Exercise task: Copy out all the lines where "data" shows up.

Records for the exercise:
=-=-=-=-=
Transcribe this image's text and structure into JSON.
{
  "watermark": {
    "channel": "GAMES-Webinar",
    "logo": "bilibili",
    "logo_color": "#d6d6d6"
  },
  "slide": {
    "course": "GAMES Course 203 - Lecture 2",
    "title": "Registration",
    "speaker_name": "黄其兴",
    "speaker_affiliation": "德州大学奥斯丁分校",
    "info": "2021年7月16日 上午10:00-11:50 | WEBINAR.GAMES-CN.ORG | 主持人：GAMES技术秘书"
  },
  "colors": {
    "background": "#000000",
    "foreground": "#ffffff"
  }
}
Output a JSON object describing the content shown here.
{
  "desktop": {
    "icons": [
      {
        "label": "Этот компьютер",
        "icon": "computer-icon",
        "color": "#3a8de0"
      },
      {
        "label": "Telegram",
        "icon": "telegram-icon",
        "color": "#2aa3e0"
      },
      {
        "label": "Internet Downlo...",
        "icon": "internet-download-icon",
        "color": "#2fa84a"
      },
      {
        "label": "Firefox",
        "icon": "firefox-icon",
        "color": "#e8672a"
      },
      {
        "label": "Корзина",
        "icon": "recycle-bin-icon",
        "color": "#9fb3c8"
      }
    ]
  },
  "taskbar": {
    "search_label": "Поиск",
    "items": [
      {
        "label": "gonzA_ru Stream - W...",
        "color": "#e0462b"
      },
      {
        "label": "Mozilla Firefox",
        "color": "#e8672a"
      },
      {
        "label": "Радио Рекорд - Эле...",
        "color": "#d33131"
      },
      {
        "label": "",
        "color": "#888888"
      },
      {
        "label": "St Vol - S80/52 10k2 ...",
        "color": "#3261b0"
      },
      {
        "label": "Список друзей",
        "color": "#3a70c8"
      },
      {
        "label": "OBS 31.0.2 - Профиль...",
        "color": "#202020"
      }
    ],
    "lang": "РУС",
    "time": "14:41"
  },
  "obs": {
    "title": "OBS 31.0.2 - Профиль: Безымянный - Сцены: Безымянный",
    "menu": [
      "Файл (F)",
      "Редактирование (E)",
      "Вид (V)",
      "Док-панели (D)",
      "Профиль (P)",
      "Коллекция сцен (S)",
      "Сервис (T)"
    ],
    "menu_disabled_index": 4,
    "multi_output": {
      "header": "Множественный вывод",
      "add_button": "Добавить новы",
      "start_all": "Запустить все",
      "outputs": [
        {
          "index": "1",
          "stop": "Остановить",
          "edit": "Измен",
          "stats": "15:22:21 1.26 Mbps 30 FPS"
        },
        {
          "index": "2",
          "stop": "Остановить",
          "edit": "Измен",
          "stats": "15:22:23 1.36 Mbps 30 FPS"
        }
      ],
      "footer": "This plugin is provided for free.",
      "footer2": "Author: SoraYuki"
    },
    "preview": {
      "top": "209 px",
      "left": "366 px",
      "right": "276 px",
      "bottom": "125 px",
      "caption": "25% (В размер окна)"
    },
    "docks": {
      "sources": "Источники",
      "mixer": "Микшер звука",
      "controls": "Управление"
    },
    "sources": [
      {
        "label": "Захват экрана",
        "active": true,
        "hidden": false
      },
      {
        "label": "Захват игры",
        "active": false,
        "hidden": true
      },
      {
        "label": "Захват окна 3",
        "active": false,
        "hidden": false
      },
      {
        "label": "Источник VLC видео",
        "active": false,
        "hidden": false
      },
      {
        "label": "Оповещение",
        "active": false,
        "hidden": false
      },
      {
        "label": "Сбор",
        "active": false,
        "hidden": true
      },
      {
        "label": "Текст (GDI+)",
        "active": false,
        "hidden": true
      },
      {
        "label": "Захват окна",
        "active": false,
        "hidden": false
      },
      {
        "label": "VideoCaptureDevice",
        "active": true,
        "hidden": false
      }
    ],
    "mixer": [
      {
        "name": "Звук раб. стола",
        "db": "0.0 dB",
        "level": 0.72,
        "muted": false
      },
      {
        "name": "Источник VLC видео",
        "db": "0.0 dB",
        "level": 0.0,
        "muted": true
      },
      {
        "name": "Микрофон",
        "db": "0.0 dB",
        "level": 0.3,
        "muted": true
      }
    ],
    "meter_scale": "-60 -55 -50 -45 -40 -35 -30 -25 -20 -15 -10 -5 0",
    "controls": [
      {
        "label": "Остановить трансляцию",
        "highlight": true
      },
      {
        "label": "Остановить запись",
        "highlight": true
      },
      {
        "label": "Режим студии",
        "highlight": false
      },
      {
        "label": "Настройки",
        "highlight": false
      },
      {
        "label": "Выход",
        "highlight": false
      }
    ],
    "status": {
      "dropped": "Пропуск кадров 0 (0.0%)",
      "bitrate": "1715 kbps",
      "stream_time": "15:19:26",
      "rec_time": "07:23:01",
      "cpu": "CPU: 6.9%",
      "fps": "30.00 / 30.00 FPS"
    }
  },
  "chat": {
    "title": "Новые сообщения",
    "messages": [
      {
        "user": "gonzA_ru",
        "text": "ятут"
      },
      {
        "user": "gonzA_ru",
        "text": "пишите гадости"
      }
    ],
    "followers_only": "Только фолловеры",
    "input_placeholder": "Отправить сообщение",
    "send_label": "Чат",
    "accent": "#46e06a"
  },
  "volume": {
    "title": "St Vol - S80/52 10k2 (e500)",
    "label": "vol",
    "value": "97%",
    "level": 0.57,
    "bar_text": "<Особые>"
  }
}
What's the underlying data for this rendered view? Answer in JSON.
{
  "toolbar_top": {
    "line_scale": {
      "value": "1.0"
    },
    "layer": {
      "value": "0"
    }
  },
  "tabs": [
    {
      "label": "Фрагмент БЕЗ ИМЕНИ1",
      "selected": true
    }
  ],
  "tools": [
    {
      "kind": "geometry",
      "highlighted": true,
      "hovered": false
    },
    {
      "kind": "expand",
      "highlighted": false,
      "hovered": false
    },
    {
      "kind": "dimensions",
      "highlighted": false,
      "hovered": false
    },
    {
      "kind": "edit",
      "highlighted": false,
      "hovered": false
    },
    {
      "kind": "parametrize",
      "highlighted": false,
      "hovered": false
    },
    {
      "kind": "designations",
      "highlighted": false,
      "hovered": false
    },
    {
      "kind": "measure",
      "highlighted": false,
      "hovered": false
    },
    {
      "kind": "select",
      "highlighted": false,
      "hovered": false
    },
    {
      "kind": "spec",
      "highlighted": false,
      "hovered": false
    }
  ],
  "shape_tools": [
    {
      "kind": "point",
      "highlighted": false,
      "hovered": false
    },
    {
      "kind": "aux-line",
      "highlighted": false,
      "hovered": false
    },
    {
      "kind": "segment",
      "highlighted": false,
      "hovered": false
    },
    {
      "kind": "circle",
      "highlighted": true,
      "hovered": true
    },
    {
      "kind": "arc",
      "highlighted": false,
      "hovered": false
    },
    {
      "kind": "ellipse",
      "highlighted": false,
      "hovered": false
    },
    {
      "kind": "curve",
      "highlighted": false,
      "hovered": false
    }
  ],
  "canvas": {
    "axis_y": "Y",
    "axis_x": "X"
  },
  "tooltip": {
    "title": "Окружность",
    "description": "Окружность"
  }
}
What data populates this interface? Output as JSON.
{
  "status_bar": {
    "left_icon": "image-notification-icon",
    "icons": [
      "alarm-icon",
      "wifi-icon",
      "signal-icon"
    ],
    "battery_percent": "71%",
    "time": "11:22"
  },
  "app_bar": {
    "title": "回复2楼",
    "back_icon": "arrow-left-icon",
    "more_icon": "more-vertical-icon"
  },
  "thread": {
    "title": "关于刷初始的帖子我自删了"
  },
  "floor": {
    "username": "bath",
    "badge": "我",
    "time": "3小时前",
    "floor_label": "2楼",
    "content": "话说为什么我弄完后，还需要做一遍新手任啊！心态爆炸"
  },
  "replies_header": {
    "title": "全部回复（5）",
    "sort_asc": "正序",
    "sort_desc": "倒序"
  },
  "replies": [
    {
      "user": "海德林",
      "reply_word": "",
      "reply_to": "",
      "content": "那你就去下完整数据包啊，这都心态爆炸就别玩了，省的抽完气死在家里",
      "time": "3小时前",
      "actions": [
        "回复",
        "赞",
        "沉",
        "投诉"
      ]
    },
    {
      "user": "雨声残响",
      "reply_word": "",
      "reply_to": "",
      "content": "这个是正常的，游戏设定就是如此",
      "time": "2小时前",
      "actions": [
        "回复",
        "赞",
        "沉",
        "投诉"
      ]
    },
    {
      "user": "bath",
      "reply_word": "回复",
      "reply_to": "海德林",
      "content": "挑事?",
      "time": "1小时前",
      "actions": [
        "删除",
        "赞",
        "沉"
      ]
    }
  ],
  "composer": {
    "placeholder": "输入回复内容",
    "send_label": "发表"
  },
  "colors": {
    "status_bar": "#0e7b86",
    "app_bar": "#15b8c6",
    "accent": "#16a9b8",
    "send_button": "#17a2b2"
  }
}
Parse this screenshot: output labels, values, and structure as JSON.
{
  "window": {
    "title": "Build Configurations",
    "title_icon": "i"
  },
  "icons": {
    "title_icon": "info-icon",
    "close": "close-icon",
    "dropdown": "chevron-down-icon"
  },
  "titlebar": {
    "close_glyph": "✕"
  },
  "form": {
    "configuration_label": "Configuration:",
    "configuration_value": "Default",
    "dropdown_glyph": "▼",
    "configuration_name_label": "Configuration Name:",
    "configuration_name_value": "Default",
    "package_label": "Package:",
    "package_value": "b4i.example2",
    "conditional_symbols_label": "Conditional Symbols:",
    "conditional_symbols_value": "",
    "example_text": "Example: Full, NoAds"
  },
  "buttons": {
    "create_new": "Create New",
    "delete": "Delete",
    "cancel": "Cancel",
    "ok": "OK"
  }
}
=-=-=-=-=
Response:
What's the underlying data for this rendered view? Answer in JSON.
What data populates this interface? Output as JSON.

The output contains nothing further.